··· DATA FOR THIS TASK

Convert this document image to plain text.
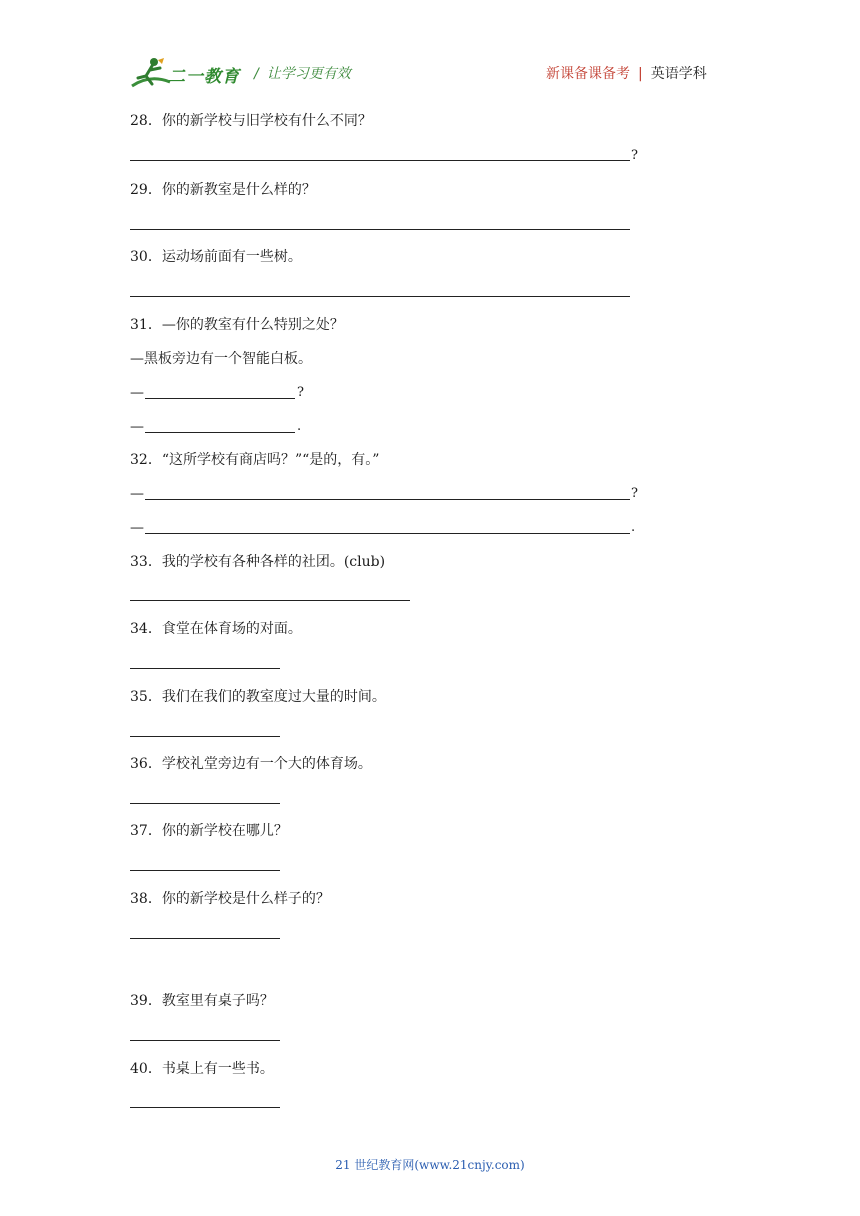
二一教育 / 让学习更有效	新课备课备考 | 英语学科
28．你的新学校与旧学校有什么不同？
?
29．你的新教室是什么样的？
30．运动场前面有一些树。
31．—你的教室有什么特别之处？
—黑板旁边有一个智能白板。
—	?
—	.
32．“这所学校有商店吗？”“是的，有。”
—	?
—	.
33．我的学校有各种各样的社团。(club)
34．食堂在体育场的对面。
35．我们在我们的教室度过大量的时间。
36．学校礼堂旁边有一个大的体育场。
37．你的新学校在哪儿？
38．你的新学校是什么样子的？
39．教室里有桌子吗？
40．书桌上有一些书。
21 世纪教育网(www.21cnjy.com)
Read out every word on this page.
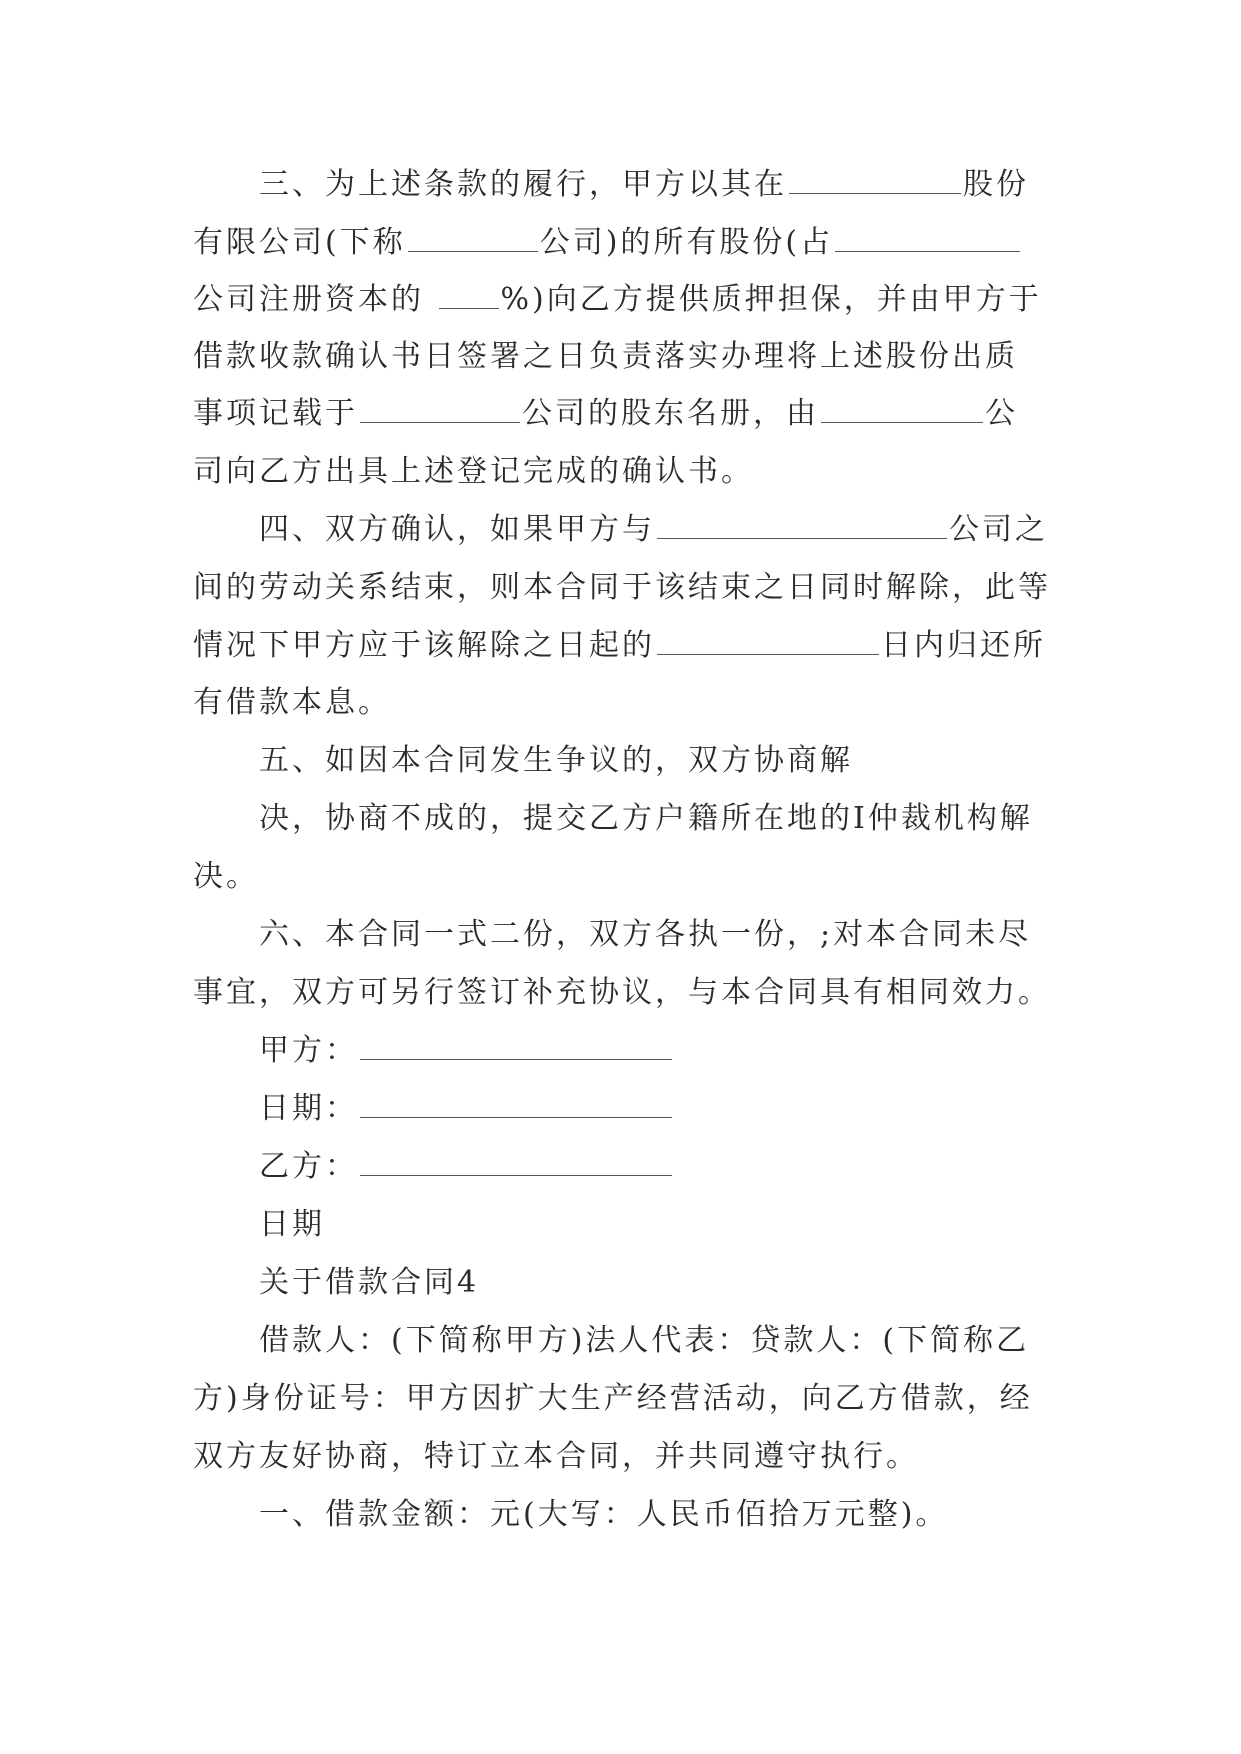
三、为上述条款的履行，甲方以其在	股份
有限公司(下称	公司)的所有股份(占
公司注册资本的	%)向乙方提供质押担保，并由甲方于
借款收款确认书日签署之日负责落实办理将上述股份出质
事项记载于	公司的股东名册，由	公
司向乙方出具上述登记完成的确认书。
四、双方确认，如果甲方与	公司之
间的劳动关系结束，则本合同于该结束之日同时解除，此等
情况下甲方应于该解除之日起的	日内归还所
有借款本息。
五、如因本合同发生争议的，双方协商解
决，协商不成的，提交乙方户籍所在地的I仲裁机构解
决。
六、本合同一式二份，双方各执一份，;对本合同未尽
事宜，双方可另行签订补充协议，与本合同具有相同效力。
甲方：
日期：
乙方：
日期
关于借款合同4
借款人：(下简称甲方)法人代表：贷款人：(下简称乙
方)身份证号：甲方因扩大生产经营活动，向乙方借款，经
双方友好协商，特订立本合同，并共同遵守执行。
一、借款金额：元(大写：人民币佰拾万元整)。
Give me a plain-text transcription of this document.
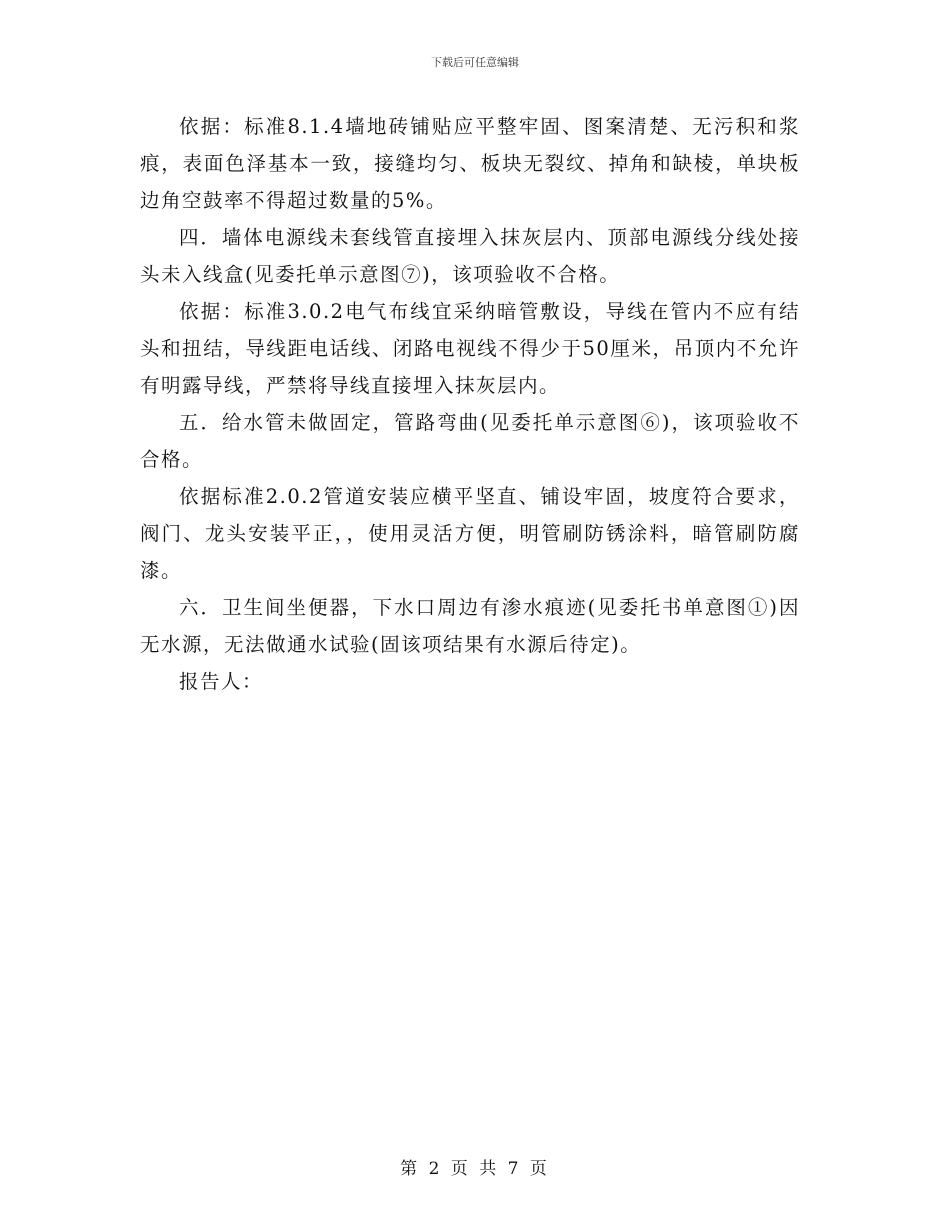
下载后可任意编辑

依据：标准8.1.4墙地砖铺贴应平整牢固、图案清楚、无污积和浆痕，表面色泽基本一致，接缝均匀、板块无裂纹、掉角和缺棱，单块板边角空鼓率不得超过数量的5%。

四．墙体电源线未套线管直接埋入抹灰层内、顶部电源线分线处接头未入线盒(见委托单示意图⑦)，该项验收不合格。

依据：标准3.0.2电气布线宜采纳暗管敷设，导线在管内不应有结头和扭结，导线距电话线、闭路电视线不得少于50厘米，吊顶内不允许有明露导线，严禁将导线直接埋入抹灰层内。

五．给水管未做固定，管路弯曲(见委托单示意图⑥)，该项验收不合格。

依据标准2.0.2管道安装应横平坚直、铺设牢固，坡度符合要求，阀门、龙头安装平正，，使用灵活方便，明管刷防锈涂料，暗管刷防腐漆。

六．卫生间坐便器，下水口周边有渗水痕迹(见委托书单意图①)因无水源，无法做通水试验(固该项结果有水源后待定)。

报告人：

第 2 页 共 7 页
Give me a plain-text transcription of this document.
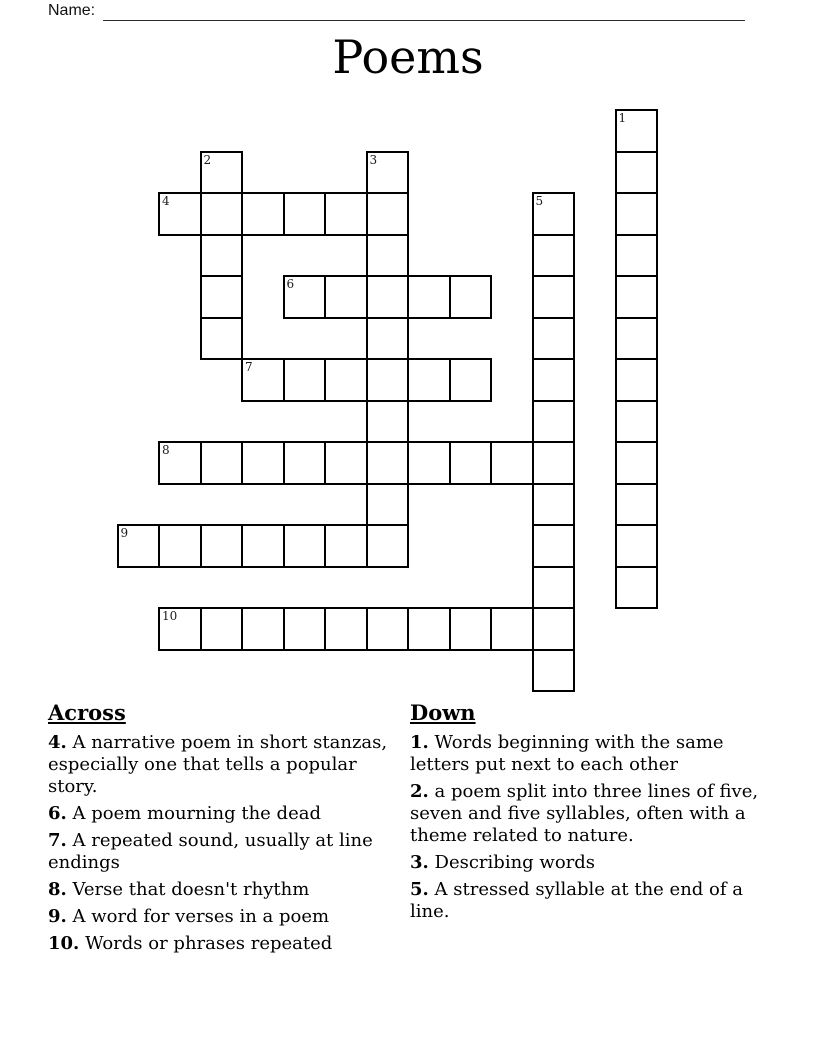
Name:
Poems
1
2	3
4	5
6
7
8
9
10
Across

4. A narrative poem in short stanzas, especially one that tells a popular story.

6. A poem mourning the dead

7. A repeated sound, usually at line endings

8. Verse that doesn't rhythm

9. A word for verses in a poem

10. Words or phrases repeated

Down

1. Words beginning with the same letters put next to each other

2. a poem split into three lines of five, seven and five syllables, often with a theme related to nature.

3. Describing words

5. A stressed syllable at the end of a line.
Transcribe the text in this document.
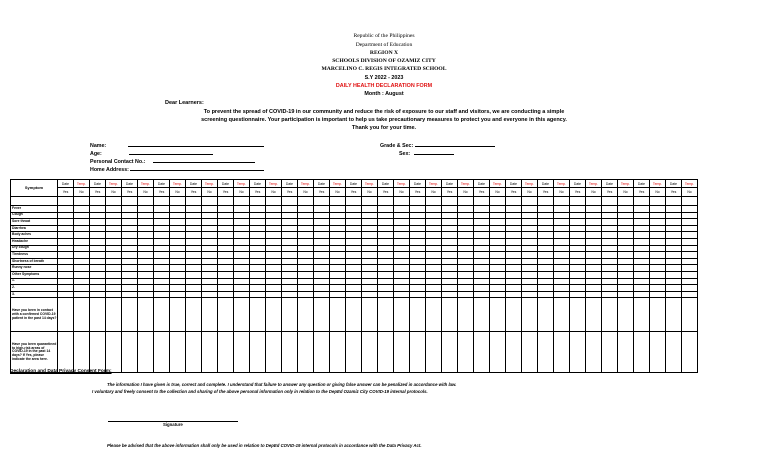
Republic of the Philippines
Department of Education
REGION X
SCHOOLS DIVISION OF OZAMIZ CITY
MARCELINO C. REGIS INTEGRATED SCHOOL
S.Y 2022 - 2023
DAILY HEALTH DECLARATION FORM
Month : August
Dear Learners:
To prevent the spread of COVID-19 in our community and reduce the risk of exposure to our staff and visitors, we are conducting a simple
screening questionnaire. Your participation is important to help us take precautionary measures to protect you and everyone in this agency.
Thank you for your time.
Name:
Age:
Personal Contact No.:
Home Address:
Grade & Sec:
Sex:
Symptom	Date	Temp.	Date	Temp.	Date	Temp.	Date	Temp.	Date	Temp.	Date	Temp.	Date	Temp.	Date	Temp.	Date	Temp.	Date	Temp.	Date	Temp.	Date	Temp.	Date	Temp.	Date	Temp.	Date	Temp.	Date	Temp.	Date	Temp.	Date	Temp.	Date	Temp.	Date	Temp.
	Yes	No	Yes	No	Yes	No	Yes	No	Yes	No	Yes	No	Yes	No	Yes	No	Yes	No	Yes	No	Yes	No	Yes	No	Yes	No	Yes	No	Yes	No	Yes	No	Yes	No	Yes	No	Yes	No	Yes	No

Fever																																								
Cough																																								
Sore throat																																								
Diarrhea																																								
Body aches																																								
Headache																																								
Dry cough																																								
Tiredness																																								
Shortness of breath																																								
Runny nose																																								
Other Symptoms																																								
1.																																								
2.																																								
3.																																								
Have you been in contact with a confirmed COVID-19 patient in the past 14 days?																																								
Have you been quarantined to high-risk areas of COVID-19 in the past 14 days? If Yes, please indicate the area here.																																								
Declaration and Data Privacy Consent Form:
The information I have given is true, correct and complete. I understand that failure to answer any question or giving false answer can be penalized in accordance with law.
I voluntary and freely consent to the collection and sharing of the above personal information only in relation to the DepEd Ozamiz City COVID-19 internal protocols.
Signature
Please be advised that the above information shall only be used in relation to DepEd COVID-19 internal protocols in accordance with the Data Privacy Act.
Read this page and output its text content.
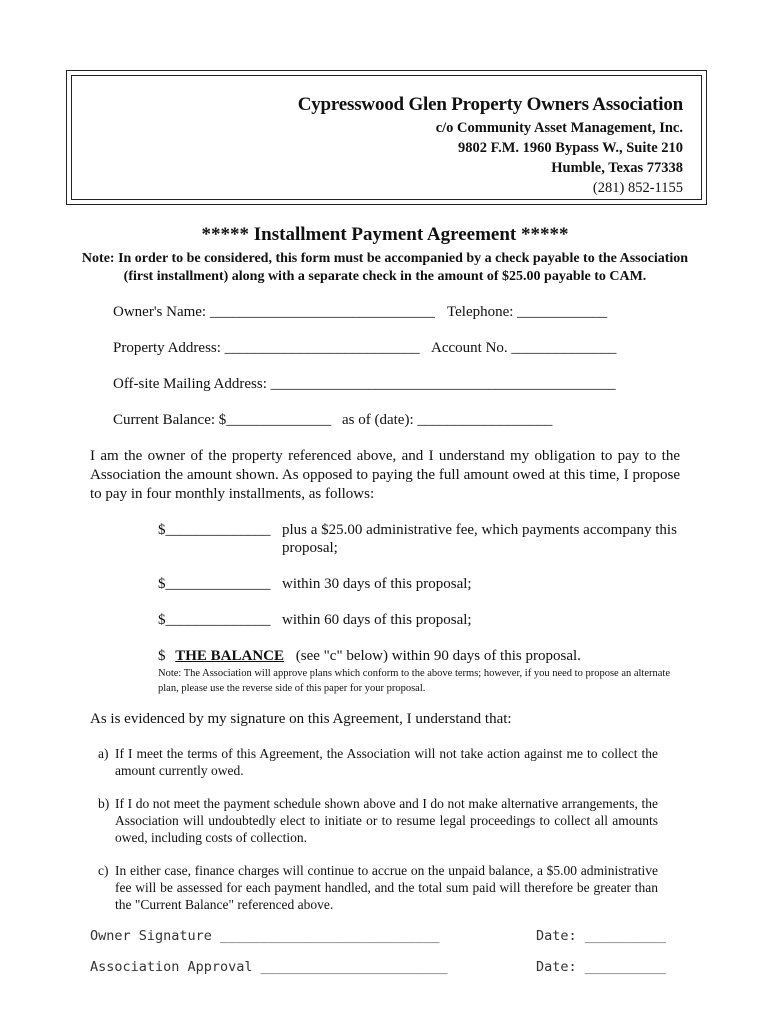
Cypresswood Glen Property Owners Association
c/o Community Asset Management, Inc.
9802 F.M. 1960 Bypass W., Suite 210
Humble, Texas 77338
(281) 852-1155
***** Installment Payment Agreement *****
Note: In order to be considered, this form must be accompanied by a check payable to the Association
(first installment) along with a separate check in the amount of $25.00 payable to CAM.
Owner's Name: ______________________________ Telephone: ____________
Property Address: __________________________ Account No. ______________
Off-site Mailing Address: ______________________________________________
Current Balance: $______________ as of (date): __________________
I am the owner of the property referenced above, and I understand my obligation to pay to the Association the amount shown. As opposed to paying the full amount owed at this time, I propose to pay in four monthly installments, as follows:
$______________ plus a $25.00 administrative fee, which payments accompany this
proposal;
$______________ within 30 days of this proposal;
$______________ within 60 days of this proposal;
$ THE BALANCE (see "c" below) within 90 days of this proposal.
Note: The Association will approve plans which conform to the above terms; however, if you need to propose an alternate plan, please use the reverse side of this paper for your proposal.
As is evidenced by my signature on this Agreement, I understand that:
a) If I meet the terms of this Agreement, the Association will not take action against me to collect the amount currently owed.
b) If I do not meet the payment schedule shown above and I do not make alternative arrangements, the Association will undoubtedly elect to initiate or to resume legal proceedings to collect all amounts owed, including costs of collection.
c) In either case, finance charges will continue to accrue on the unpaid balance, a $5.00 administrative fee will be assessed for each payment handled, and the total sum paid will therefore be greater than the "Current Balance" referenced above.
Owner Signature ___________________________	Date: __________
Association Approval _______________________	Date: __________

······

Look through the data above. Copy every line with the string "information" in it.

The information I have given is true, correct and complete. I understand that failure to answer any question or giving false answer can be penalized in accordance with law.
I voluntary and freely consent to the collection and sharing of the above personal information only in relation to the DepEd Ozamiz City COVID-19 internal protocols.
Please be advised that the above information shall only be used in relation to DepEd COVID-19 internal protocols in accordance with the Data Privacy Act.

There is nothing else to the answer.